**Exercise prompt:**
Please quote every line word for word.

**Records excerpted from a collection:**
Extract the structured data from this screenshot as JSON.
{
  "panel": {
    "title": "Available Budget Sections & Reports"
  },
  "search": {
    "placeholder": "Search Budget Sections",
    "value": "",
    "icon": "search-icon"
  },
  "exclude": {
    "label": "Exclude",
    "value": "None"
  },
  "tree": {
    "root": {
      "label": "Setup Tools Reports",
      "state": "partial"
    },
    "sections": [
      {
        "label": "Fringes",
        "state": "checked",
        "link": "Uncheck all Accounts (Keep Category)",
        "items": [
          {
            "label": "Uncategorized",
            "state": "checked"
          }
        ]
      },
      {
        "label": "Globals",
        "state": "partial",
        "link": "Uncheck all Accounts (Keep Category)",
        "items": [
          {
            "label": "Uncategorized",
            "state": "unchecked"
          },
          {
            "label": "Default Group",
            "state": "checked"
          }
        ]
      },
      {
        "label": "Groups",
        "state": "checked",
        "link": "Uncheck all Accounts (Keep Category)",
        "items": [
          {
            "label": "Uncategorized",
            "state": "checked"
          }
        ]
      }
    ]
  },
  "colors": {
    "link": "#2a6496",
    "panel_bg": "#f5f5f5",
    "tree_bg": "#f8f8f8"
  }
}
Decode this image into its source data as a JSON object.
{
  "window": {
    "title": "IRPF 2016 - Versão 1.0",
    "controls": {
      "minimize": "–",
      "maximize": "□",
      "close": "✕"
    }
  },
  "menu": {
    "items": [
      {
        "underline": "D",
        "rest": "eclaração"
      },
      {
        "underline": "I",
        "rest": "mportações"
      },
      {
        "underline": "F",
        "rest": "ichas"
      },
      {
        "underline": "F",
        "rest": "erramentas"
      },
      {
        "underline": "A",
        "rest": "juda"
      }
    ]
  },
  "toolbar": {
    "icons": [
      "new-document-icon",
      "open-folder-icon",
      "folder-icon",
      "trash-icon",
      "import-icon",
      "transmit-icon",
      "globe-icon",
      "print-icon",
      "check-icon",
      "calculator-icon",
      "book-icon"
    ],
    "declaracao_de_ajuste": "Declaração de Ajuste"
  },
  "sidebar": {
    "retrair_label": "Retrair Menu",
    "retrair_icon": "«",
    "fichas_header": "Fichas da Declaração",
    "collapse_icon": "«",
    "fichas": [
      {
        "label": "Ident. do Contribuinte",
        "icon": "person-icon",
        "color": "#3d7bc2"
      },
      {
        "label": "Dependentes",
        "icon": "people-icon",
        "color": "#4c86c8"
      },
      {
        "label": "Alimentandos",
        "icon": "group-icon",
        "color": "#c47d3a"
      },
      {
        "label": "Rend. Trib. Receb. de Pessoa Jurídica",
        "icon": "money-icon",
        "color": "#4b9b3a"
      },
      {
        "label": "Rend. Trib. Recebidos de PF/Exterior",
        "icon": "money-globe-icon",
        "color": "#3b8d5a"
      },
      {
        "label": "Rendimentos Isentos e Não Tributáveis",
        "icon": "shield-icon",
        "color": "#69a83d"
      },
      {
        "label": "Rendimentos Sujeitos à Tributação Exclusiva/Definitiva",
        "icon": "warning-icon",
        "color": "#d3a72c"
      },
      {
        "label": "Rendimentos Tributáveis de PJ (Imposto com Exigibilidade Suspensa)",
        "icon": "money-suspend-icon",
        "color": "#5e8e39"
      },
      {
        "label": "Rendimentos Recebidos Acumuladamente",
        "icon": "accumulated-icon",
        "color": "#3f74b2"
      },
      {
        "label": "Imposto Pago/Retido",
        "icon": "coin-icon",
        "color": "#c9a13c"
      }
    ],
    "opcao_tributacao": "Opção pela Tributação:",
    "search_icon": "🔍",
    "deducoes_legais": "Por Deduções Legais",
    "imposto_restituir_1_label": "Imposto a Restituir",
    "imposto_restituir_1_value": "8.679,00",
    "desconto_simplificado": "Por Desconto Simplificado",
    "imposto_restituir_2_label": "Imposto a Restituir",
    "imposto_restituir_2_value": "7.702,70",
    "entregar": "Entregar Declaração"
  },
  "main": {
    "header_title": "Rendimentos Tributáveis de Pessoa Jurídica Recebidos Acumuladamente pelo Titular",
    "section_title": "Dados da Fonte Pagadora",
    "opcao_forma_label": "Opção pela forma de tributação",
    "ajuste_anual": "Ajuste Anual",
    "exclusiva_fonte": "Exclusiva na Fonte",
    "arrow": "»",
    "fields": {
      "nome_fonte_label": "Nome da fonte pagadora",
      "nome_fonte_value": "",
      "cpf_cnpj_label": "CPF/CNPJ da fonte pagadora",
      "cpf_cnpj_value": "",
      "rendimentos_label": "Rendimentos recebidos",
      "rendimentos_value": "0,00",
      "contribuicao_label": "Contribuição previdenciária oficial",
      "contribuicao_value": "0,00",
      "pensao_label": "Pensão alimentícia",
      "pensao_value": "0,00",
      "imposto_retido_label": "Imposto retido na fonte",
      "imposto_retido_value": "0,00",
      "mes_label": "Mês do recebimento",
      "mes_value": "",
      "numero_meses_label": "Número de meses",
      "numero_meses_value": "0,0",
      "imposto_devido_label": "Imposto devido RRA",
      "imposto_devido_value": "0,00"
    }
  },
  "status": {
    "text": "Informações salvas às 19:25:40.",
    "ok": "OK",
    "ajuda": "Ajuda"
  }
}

**Written answer:**
Extract the structured data from this screenshot as JSON.
{
  "panel": {
    "title": "Available Budget Sections & Reports"
  },
  "search": {
    "placeholder": "Search Budget Sections",
    "value": "",
    "icon": "search-icon"
  },
  "exclude": {
    "label": "Exclude",
    "value": "None"
  },
  "tree": {
    "root": {
      "label": "Setup Tools Reports",
      "state": "partial"
    },
    "sections": [
      {
        "label": "Fringes",
        "state": "checked",
        "link": "Uncheck all Accounts (Keep Category)",
        "items": [
          {
            "label": "Uncategorized",
            "state": "checked"
          }
        ]
      },
      {
        "label": "Globals",
        "state": "partial",
        "link": "Uncheck all Accounts (Keep Category)",
        "items": [
          {
            "label": "Uncategorized",
            "state": "unchecked"
          },
          {
            "label": "Default Group",
            "state": "checked"
          }
        ]
      },
      {
        "label": "Groups",
        "state": "checked",
        "link": "Uncheck all Accounts (Keep Category)",
        "items": [
          {
            "label": "Uncategorized",
            "state": "checked"
          }
        ]
      }
    ]
  },
  "colors": {
    "link": "#2a6496",
    "panel_bg": "#f5f5f5",
    "tree_bg": "#f8f8f8"
  }
}
Decode this image into its source data as a JSON object.
{
  "window": {
    "title": "IRPF 2016 - Versão 1.0",
    "controls": {
      "minimize": "–",
      "maximize": "□",
      "close": "✕"
    }
  },
  "menu": {
    "items": [
      {
        "underline": "D",
        "rest": "eclaração"
      },
      {
        "underline": "I",
        "rest": "mportações"
      },
      {
        "underline": "F",
        "rest": "ichas"
      },
      {
        "underline": "F",
        "rest": "erramentas"
      },
      {
        "underline": "A",
        "rest": "juda"
      }
    ]
  },
  "toolbar": {
    "icons": [
      "new-document-icon",
      "open-folder-icon",
      "folder-icon",
      "trash-icon",
      "import-icon",
      "transmit-icon",
      "globe-icon",
      "print-icon",
      "check-icon",
      "calculator-icon",
      "book-icon"
    ],
    "declaracao_de_ajuste": "Declaração de Ajuste"
  },
  "sidebar": {
    "retrair_label": "Retrair Menu",
    "retrair_icon": "«",
    "fichas_header": "Fichas da Declaração",
    "collapse_icon": "«",
    "fichas": [
      {
        "label": "Ident. do Contribuinte",
        "icon": "person-icon",
        "color": "#3d7bc2"
      },
      {
        "label": "Dependentes",
        "icon": "people-icon",
        "color": "#4c86c8"
      },
      {
        "label": "Alimentandos",
        "icon": "group-icon",
        "color": "#c47d3a"
      },
      {
        "label": "Rend. Trib. Receb. de Pessoa Jurídica",
        "icon": "money-icon",
        "color": "#4b9b3a"
      },
      {
        "label": "Rend. Trib. Recebidos de PF/Exterior",
        "icon": "money-globe-icon",
        "color": "#3b8d5a"
      },
      {
        "label": "Rendimentos Isentos e Não Tributáveis",
        "icon": "shield-icon",
        "color": "#69a83d"
      },
      {
        "label": "Rendimentos Sujeitos à Tributação Exclusiva/Definitiva",
        "icon": "warning-icon",
        "color": "#d3a72c"
      },
      {
        "label": "Rendimentos Tributáveis de PJ (Imposto com Exigibilidade Suspensa)",
        "icon": "money-suspend-icon",
        "color": "#5e8e39"
      },
      {
        "label": "Rendimentos Recebidos Acumuladamente",
        "icon": "accumulated-icon",
        "color": "#3f74b2"
      },
      {
        "label": "Imposto Pago/Retido",
        "icon": "coin-icon",
        "color": "#c9a13c"
      }
    ],
    "opcao_tributacao": "Opção pela Tributação:",
    "search_icon": "🔍",
    "deducoes_legais": "Por Deduções Legais",
    "imposto_restituir_1_label": "Imposto a Restituir",
    "imposto_restituir_1_value": "8.679,00",
    "desconto_simplificado": "Por Desconto Simplificado",
    "imposto_restituir_2_label": "Imposto a Restituir",
    "imposto_restituir_2_value": "7.702,70",
    "entregar": "Entregar Declaração"
  },
  "main": {
    "header_title": "Rendimentos Tributáveis de Pessoa Jurídica Recebidos Acumuladamente pelo Titular",
    "section_title": "Dados da Fonte Pagadora",
    "opcao_forma_label": "Opção pela forma de tributação",
    "ajuste_anual": "Ajuste Anual",
    "exclusiva_fonte": "Exclusiva na Fonte",
    "arrow": "»",
    "fields": {
      "nome_fonte_label": "Nome da fonte pagadora",
      "nome_fonte_value": "",
      "cpf_cnpj_label": "CPF/CNPJ da fonte pagadora",
      "cpf_cnpj_value": "",
      "rendimentos_label": "Rendimentos recebidos",
      "rendimentos_value": "0,00",
      "contribuicao_label": "Contribuição previdenciária oficial",
      "contribuicao_value": "0,00",
      "pensao_label": "Pensão alimentícia",
      "pensao_value": "0,00",
      "imposto_retido_label": "Imposto retido na fonte",
      "imposto_retido_value": "0,00",
      "mes_label": "Mês do recebimento",
      "mes_value": "",
      "numero_meses_label": "Número de meses",
      "numero_meses_value": "0,0",
      "imposto_devido_label": "Imposto devido RRA",
      "imposto_devido_value": "0,00"
    }
  },
  "status": {
    "text": "Informações salvas às 19:25:40.",
    "ok": "OK",
    "ajuda": "Ajuda"
  }
}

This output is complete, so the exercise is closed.